### Given problem
Output every entry exactly as given.

(Records excerpted from a collection)
--- BEGIN ---

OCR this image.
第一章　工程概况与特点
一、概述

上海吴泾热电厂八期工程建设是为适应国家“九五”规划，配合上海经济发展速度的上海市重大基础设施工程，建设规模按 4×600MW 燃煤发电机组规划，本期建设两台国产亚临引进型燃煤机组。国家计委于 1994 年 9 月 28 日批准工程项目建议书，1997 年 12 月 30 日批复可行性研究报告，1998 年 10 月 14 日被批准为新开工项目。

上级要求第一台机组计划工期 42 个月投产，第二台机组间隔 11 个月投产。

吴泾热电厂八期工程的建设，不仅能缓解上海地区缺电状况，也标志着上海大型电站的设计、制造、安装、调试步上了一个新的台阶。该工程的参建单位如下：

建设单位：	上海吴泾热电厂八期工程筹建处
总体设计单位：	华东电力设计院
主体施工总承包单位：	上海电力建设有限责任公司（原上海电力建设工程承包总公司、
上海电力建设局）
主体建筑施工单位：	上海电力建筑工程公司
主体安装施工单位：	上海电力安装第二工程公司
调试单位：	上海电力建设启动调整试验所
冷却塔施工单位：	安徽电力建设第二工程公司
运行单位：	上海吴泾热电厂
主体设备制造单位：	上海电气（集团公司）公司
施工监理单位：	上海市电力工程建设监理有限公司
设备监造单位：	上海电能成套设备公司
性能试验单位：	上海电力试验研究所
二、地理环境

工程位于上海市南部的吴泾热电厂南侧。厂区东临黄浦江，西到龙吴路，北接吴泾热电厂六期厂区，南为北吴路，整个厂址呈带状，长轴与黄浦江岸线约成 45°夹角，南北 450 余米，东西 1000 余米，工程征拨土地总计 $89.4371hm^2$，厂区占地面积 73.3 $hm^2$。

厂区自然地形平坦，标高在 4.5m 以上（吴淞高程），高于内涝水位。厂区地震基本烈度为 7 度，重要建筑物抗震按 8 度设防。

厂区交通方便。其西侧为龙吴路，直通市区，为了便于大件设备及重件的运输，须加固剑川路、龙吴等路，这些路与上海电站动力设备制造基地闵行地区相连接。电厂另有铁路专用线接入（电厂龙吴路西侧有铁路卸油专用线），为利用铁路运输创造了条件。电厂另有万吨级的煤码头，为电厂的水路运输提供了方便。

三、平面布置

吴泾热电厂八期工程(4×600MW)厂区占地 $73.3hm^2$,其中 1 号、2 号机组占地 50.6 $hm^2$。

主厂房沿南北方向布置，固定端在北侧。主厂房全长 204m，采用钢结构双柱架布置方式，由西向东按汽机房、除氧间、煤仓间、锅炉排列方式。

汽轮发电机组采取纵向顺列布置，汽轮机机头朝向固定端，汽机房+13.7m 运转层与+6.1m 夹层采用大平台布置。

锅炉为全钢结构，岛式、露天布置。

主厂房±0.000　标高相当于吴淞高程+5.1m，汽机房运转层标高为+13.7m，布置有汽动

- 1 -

--- END ---

### Output below
OCR this image.
第一章　工程概况与特点
一、概述

上海吴泾热电厂八期工程建设是为适应国家“九五”规划，配合上海经济发展速度的上海市重大基础设施工程，建设规模按 4×600MW 燃煤发电机组规划，本期建设两台国产亚临引进型燃煤机组。国家计委于 1994 年 9 月 28 日批准工程项目建议书，1997 年 12 月 30 日批复可行性研究报告，1998 年 10 月 14 日被批准为新开工项目。

上级要求第一台机组计划工期 42 个月投产，第二台机组间隔 11 个月投产。

吴泾热电厂八期工程的建设，不仅能缓解上海地区缺电状况，也标志着上海大型电站的设计、制造、安装、调试步上了一个新的台阶。该工程的参建单位如下：

建设单位：	上海吴泾热电厂八期工程筹建处
总体设计单位：	华东电力设计院
主体施工总承包单位：	上海电力建设有限责任公司（原上海电力建设工程承包总公司、
上海电力建设局）
主体建筑施工单位：	上海电力建筑工程公司
主体安装施工单位：	上海电力安装第二工程公司
调试单位：	上海电力建设启动调整试验所
冷却塔施工单位：	安徽电力建设第二工程公司
运行单位：	上海吴泾热电厂
主体设备制造单位：	上海电气（集团公司）公司
施工监理单位：	上海市电力工程建设监理有限公司
设备监造单位：	上海电能成套设备公司
性能试验单位：	上海电力试验研究所
二、地理环境

工程位于上海市南部的吴泾热电厂南侧。厂区东临黄浦江，西到龙吴路，北接吴泾热电厂六期厂区，南为北吴路，整个厂址呈带状，长轴与黄浦江岸线约成 45°夹角，南北 450 余米，东西 1000 余米，工程征拨土地总计 $89.4371hm^2$，厂区占地面积 73.3 $hm^2$。

厂区自然地形平坦，标高在 4.5m 以上（吴淞高程），高于内涝水位。厂区地震基本烈度为 7 度，重要建筑物抗震按 8 度设防。

厂区交通方便。其西侧为龙吴路，直通市区，为了便于大件设备及重件的运输，须加固剑川路、龙吴等路，这些路与上海电站动力设备制造基地闵行地区相连接。电厂另有铁路专用线接入（电厂龙吴路西侧有铁路卸油专用线），为利用铁路运输创造了条件。电厂另有万吨级的煤码头，为电厂的水路运输提供了方便。

三、平面布置

吴泾热电厂八期工程(4×600MW)厂区占地 $73.3hm^2$,其中 1 号、2 号机组占地 50.6 $hm^2$。

主厂房沿南北方向布置，固定端在北侧。主厂房全长 204m，采用钢结构双柱架布置方式，由西向东按汽机房、除氧间、煤仓间、锅炉排列方式。

汽轮发电机组采取纵向顺列布置，汽轮机机头朝向固定端，汽机房+13.7m 运转层与+6.1m 夹层采用大平台布置。

锅炉为全钢结构，岛式、露天布置。

主厂房±0.000　标高相当于吴淞高程+5.1m，汽机房运转层标高为+13.7m，布置有汽动

- 1 -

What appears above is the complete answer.